** START GIVEN INFORMATION **

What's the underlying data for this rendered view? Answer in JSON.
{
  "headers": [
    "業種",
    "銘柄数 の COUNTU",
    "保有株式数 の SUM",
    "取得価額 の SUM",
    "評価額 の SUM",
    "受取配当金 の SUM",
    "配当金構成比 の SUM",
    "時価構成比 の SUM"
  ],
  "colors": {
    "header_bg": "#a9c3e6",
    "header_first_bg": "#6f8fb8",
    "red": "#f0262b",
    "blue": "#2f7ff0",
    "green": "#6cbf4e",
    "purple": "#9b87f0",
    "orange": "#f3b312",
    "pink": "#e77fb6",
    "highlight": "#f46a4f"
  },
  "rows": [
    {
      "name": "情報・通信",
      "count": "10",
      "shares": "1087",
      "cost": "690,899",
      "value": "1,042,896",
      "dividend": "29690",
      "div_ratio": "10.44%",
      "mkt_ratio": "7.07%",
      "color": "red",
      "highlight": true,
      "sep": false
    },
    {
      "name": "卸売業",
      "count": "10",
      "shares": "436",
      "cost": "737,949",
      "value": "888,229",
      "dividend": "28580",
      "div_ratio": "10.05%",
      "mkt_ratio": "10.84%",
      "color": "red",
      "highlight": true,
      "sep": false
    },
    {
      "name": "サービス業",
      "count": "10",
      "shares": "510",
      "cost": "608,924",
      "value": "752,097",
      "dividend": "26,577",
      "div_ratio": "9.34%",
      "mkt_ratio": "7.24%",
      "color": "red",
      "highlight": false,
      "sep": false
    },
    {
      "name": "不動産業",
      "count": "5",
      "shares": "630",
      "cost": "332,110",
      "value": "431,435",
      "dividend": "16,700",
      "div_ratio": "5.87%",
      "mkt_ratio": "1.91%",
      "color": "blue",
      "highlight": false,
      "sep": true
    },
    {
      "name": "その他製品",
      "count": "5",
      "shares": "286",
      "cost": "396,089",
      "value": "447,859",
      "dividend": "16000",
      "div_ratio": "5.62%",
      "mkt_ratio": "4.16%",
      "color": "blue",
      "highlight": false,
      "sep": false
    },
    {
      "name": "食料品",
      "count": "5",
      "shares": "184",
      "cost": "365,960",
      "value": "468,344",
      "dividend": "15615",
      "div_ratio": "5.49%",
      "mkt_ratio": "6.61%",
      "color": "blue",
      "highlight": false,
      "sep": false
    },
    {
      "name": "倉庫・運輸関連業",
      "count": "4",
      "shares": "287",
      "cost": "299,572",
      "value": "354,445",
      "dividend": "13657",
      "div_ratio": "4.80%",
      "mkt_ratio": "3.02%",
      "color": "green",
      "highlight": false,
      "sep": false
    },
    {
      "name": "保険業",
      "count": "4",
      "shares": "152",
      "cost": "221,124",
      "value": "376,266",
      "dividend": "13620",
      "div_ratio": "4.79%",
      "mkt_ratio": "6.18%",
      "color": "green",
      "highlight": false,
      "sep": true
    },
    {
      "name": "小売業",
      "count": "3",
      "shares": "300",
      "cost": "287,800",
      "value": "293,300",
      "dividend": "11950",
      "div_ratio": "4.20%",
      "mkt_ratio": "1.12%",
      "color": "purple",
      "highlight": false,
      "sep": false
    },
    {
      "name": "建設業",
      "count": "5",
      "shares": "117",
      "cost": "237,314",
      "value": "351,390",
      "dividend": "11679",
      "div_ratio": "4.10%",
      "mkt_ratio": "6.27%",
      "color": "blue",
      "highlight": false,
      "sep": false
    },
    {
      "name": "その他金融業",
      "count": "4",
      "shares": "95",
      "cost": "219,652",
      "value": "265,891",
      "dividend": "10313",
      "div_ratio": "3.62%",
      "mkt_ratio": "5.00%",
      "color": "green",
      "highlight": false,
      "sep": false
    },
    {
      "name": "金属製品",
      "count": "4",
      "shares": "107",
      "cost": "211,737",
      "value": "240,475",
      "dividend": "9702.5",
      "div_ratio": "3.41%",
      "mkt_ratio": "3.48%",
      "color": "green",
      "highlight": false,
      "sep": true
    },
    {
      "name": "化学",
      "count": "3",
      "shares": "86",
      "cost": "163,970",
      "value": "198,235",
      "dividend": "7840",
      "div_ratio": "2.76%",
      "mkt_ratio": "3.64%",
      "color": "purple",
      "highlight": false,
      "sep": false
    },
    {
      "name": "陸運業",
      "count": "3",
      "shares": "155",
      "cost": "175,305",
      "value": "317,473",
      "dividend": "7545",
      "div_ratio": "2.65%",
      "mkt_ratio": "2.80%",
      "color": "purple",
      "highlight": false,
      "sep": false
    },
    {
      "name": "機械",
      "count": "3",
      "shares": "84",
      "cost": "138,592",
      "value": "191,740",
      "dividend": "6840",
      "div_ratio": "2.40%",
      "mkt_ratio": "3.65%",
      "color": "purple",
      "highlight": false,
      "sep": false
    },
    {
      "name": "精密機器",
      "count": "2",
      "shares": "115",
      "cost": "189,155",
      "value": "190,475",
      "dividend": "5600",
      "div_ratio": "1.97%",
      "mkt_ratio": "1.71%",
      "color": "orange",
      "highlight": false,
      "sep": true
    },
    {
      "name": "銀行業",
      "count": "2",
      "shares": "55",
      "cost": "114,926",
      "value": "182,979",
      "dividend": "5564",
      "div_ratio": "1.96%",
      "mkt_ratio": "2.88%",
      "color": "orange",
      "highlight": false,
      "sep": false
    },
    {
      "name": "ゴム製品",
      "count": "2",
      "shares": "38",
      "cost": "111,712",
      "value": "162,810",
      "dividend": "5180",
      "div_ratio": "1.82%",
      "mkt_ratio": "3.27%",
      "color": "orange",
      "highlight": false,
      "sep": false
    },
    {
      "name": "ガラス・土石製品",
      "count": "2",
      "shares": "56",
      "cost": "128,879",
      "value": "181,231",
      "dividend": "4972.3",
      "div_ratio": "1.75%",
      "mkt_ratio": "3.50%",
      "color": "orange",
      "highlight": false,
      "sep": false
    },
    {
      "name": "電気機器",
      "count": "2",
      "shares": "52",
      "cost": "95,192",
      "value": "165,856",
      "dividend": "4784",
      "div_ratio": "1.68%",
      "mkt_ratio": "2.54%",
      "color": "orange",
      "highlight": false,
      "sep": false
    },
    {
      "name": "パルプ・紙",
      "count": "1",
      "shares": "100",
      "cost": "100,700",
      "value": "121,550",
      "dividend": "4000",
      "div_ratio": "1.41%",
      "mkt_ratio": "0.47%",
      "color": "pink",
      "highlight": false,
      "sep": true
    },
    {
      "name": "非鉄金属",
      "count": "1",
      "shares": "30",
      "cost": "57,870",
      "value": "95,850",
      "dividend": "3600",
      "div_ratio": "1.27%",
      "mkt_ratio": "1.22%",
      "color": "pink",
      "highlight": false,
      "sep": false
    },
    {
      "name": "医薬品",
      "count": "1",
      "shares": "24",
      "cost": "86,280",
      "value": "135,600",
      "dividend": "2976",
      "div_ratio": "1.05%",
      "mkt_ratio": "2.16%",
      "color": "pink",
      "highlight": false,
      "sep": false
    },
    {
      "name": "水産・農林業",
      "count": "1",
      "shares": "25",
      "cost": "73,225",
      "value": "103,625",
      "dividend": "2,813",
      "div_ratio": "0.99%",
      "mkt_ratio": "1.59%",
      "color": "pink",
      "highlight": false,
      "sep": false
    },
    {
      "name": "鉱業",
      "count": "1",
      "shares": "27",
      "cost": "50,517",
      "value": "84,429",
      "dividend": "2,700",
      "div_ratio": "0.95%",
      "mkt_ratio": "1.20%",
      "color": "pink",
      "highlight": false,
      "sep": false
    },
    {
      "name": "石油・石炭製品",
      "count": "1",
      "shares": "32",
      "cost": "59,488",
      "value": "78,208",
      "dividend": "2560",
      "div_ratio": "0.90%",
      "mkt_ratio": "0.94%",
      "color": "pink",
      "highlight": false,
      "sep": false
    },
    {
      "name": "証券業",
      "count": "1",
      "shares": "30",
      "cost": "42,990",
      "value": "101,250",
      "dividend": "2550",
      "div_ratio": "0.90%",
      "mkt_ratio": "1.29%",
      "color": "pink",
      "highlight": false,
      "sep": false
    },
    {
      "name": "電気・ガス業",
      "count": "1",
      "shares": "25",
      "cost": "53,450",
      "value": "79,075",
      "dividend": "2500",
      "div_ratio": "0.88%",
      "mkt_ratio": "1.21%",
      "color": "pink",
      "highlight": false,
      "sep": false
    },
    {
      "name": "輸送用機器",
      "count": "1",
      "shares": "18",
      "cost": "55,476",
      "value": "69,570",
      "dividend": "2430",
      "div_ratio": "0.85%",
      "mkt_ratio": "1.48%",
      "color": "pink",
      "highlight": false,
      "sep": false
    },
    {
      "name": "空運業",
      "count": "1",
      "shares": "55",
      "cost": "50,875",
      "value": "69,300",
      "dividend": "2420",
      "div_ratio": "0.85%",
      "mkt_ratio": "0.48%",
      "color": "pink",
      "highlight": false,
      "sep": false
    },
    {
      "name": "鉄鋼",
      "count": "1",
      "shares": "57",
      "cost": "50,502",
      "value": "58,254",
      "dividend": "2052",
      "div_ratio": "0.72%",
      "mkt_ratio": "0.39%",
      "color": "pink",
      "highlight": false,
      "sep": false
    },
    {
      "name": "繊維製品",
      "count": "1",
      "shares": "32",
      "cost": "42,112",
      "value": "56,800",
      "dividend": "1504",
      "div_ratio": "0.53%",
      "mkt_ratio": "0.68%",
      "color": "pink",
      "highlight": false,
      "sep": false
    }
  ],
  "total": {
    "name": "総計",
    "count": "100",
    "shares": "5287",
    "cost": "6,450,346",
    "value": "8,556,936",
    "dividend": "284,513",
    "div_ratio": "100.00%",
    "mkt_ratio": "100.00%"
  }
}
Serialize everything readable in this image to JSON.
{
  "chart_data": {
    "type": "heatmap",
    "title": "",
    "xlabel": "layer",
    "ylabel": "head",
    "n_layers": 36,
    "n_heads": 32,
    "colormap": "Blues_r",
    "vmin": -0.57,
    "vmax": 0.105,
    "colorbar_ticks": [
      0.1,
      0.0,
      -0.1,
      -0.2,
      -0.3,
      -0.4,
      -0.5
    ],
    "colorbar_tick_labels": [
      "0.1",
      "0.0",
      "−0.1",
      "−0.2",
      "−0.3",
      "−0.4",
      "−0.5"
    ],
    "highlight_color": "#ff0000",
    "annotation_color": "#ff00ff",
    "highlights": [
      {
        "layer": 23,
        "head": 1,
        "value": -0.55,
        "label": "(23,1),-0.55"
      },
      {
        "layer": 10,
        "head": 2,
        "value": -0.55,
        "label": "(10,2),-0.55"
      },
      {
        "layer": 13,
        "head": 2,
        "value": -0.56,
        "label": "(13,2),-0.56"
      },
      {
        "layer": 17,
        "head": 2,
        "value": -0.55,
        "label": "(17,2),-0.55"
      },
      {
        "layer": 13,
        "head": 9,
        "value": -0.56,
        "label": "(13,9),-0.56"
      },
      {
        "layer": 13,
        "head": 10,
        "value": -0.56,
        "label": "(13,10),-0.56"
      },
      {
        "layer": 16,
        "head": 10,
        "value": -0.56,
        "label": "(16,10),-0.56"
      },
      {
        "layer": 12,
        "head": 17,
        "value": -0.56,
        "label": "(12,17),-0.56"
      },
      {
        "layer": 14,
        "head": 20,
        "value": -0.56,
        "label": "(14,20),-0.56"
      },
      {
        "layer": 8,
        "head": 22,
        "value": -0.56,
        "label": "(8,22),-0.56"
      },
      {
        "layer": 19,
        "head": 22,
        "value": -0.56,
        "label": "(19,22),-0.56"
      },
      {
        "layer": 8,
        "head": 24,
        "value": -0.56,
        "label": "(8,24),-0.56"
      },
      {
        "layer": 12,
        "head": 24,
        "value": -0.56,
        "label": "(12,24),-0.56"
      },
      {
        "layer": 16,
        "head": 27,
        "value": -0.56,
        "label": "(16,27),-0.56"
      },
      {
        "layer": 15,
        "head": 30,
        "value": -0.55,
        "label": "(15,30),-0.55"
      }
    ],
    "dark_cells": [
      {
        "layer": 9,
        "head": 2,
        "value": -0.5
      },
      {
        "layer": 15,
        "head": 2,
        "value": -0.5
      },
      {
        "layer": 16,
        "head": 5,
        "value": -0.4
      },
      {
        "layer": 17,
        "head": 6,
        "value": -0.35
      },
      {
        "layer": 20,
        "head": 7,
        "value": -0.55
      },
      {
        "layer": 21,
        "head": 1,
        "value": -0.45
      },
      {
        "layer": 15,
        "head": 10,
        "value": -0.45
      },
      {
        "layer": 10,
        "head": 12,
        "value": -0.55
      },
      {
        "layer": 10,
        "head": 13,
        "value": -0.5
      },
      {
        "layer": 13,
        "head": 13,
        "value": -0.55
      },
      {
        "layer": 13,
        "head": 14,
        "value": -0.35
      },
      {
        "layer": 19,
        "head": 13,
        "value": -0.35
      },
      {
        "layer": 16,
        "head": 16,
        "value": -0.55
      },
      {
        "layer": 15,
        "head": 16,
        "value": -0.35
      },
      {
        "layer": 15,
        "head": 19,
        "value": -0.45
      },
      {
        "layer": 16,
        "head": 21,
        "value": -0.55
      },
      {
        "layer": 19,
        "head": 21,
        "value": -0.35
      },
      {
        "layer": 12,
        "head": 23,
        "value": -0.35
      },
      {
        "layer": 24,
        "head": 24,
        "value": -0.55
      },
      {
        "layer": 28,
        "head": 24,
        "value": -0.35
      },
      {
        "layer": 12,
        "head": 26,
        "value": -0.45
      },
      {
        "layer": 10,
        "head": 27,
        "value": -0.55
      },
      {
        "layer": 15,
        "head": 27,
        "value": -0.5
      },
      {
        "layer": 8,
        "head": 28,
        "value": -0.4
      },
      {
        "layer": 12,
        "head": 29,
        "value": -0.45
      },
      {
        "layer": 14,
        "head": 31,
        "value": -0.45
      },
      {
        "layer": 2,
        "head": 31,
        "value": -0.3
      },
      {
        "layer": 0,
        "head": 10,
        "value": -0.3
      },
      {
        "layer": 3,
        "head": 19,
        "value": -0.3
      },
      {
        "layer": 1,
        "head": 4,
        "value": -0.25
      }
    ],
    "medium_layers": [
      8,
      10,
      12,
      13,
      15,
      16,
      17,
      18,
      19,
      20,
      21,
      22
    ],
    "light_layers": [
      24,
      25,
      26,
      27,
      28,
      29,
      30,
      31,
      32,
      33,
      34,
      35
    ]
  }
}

** END GIVEN INFORMATION **

> **PROBLEM DESCRIPTION**
Look for "JSON" and pull out every line that has it.

> **COMPLETE OUTPUT**
What's the underlying data for this rendered view? Answer in JSON.
Serialize everything readable in this image to JSON.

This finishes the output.